(Some records)
☆ ☆ ☆ ☆ ☆ ☆ ☆
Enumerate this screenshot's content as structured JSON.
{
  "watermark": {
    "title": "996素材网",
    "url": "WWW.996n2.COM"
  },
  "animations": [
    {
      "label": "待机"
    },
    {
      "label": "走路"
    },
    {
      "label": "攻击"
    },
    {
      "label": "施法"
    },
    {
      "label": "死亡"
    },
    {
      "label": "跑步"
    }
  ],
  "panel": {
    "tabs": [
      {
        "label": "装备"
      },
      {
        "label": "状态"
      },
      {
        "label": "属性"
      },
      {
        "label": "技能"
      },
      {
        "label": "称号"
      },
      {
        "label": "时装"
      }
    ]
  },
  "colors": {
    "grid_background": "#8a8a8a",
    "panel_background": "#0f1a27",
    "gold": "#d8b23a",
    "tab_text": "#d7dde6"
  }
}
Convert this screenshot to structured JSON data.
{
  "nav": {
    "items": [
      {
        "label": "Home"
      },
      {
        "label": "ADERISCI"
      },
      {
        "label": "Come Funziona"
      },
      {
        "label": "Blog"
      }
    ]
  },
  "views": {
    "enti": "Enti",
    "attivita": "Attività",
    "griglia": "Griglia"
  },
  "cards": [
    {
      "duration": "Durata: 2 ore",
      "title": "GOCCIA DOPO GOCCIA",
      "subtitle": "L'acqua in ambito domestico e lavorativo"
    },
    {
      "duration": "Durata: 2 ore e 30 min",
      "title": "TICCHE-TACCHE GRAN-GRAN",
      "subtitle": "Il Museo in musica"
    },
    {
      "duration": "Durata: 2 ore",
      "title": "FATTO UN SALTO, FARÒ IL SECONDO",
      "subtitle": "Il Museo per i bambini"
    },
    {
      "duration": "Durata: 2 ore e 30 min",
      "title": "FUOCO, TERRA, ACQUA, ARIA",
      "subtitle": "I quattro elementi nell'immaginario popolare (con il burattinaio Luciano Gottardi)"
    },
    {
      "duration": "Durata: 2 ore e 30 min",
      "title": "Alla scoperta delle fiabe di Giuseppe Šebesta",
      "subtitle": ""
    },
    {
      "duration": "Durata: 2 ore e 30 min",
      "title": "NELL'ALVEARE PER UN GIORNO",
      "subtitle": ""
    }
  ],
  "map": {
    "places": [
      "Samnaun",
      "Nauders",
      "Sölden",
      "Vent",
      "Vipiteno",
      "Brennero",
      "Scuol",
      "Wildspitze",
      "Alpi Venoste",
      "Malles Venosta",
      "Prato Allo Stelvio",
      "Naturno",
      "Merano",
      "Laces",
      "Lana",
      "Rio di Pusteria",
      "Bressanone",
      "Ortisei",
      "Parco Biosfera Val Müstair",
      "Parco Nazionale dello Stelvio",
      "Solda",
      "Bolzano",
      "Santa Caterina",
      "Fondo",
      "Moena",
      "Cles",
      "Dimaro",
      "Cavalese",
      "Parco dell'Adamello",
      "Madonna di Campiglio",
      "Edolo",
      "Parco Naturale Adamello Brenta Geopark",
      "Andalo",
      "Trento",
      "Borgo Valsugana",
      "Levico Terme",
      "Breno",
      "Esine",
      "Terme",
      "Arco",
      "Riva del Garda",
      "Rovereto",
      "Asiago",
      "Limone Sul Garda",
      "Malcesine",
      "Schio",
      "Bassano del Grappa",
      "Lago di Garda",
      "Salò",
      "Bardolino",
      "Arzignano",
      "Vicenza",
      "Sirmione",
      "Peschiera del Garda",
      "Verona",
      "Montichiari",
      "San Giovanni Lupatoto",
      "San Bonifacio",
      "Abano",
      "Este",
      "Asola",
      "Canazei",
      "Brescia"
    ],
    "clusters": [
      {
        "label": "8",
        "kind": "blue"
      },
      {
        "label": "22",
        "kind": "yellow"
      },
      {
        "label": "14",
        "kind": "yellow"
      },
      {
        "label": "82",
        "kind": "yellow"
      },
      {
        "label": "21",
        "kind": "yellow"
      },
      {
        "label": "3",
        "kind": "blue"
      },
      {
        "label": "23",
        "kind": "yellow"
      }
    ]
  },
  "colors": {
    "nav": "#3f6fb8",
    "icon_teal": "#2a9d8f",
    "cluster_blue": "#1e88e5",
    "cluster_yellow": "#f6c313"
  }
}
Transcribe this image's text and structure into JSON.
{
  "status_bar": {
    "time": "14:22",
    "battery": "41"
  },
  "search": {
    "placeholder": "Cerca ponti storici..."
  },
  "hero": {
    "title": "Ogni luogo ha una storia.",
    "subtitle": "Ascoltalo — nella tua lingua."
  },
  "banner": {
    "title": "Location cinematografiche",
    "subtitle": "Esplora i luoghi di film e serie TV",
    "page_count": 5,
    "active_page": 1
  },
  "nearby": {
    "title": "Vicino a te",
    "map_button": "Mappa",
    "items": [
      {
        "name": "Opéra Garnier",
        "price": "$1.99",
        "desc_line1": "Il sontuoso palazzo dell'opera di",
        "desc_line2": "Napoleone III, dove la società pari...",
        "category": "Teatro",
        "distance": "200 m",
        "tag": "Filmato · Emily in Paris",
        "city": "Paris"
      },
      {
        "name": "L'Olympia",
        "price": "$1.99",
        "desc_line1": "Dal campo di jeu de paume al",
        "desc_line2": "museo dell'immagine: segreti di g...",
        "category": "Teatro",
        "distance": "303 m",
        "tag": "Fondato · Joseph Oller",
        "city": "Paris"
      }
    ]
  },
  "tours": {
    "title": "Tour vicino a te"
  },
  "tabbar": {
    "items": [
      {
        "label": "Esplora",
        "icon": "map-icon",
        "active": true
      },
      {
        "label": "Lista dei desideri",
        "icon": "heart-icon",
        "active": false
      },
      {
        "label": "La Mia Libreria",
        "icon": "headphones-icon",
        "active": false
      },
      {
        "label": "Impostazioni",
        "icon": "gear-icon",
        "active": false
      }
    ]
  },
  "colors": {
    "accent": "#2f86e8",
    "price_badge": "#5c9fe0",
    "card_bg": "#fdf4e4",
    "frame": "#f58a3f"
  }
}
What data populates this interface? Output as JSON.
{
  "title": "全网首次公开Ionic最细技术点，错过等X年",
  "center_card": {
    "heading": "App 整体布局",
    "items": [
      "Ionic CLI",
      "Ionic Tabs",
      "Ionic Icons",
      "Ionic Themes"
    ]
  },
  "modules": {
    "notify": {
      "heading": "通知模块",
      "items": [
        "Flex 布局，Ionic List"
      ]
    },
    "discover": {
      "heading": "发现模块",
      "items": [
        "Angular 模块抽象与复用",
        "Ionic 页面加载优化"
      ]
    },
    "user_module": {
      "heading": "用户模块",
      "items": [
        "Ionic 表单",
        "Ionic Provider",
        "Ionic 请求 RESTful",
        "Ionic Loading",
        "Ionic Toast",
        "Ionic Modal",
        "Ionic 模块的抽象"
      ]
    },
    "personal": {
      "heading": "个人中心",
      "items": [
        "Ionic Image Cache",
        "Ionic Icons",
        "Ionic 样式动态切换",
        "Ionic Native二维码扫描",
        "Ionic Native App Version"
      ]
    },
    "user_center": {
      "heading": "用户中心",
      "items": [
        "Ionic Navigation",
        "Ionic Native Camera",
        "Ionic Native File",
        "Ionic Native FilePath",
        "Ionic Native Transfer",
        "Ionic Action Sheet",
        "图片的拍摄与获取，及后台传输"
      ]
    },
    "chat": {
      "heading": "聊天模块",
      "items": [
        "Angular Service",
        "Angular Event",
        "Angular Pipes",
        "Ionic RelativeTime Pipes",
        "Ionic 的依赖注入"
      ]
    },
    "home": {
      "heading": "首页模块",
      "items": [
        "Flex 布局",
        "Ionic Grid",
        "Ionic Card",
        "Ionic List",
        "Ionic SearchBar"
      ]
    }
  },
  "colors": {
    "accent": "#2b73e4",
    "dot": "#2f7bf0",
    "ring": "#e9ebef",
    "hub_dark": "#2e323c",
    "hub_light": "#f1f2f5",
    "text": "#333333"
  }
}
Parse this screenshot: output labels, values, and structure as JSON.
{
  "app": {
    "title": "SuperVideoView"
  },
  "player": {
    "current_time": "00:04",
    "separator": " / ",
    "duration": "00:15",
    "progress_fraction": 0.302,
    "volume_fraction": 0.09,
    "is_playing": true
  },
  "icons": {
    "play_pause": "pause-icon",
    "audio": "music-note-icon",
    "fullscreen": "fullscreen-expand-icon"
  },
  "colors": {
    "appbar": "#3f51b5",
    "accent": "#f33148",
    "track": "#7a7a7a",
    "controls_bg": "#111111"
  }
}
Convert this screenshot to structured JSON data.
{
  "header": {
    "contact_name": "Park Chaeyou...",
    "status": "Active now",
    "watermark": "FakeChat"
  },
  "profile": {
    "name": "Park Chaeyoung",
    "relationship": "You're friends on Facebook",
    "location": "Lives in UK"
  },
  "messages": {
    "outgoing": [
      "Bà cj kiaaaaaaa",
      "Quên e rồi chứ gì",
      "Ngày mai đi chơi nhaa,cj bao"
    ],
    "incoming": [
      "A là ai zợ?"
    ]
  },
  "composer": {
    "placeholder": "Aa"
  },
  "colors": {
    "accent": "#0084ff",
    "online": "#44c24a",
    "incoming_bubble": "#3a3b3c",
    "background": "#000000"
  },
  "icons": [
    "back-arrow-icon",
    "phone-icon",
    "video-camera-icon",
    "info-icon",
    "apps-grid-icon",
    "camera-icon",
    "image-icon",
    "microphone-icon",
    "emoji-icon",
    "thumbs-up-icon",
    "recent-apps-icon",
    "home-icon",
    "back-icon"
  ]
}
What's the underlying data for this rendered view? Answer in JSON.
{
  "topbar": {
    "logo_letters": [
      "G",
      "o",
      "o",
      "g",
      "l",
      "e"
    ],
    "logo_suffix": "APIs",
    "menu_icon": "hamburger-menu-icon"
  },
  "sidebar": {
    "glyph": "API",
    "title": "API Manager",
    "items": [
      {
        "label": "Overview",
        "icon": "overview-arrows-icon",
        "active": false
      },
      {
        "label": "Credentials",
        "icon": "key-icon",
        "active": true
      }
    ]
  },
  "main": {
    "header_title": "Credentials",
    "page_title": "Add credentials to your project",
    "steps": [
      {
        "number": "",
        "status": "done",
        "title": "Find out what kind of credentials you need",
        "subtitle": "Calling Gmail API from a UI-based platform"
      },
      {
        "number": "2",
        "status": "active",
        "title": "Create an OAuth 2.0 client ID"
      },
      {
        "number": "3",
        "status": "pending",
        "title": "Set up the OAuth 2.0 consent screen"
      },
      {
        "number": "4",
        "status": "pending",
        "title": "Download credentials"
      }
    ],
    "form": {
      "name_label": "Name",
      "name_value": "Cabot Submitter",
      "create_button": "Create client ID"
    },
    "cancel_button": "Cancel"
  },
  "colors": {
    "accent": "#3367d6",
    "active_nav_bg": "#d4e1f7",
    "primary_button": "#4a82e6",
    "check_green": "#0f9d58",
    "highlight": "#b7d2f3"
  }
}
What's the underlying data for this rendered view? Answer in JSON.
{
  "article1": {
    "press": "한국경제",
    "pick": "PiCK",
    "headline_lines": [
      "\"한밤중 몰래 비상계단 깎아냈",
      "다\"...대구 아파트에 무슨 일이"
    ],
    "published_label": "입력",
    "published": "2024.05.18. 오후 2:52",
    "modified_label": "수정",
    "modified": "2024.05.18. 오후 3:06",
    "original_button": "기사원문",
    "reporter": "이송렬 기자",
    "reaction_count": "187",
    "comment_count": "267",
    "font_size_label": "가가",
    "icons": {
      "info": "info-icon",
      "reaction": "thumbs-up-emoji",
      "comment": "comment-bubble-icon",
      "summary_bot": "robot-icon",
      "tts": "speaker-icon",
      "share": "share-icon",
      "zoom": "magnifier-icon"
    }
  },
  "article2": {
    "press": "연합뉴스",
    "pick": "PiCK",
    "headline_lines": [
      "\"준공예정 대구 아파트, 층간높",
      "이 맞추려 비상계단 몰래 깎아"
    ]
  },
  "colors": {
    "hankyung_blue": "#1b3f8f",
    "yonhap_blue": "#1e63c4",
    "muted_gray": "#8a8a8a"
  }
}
☆ ☆ ☆ ☆ ☆ ☆ ☆
*Set exercise*. Give the number of lines in the material above that have the word "Esplora" in them, and nothing more.

*Exercise result*. 2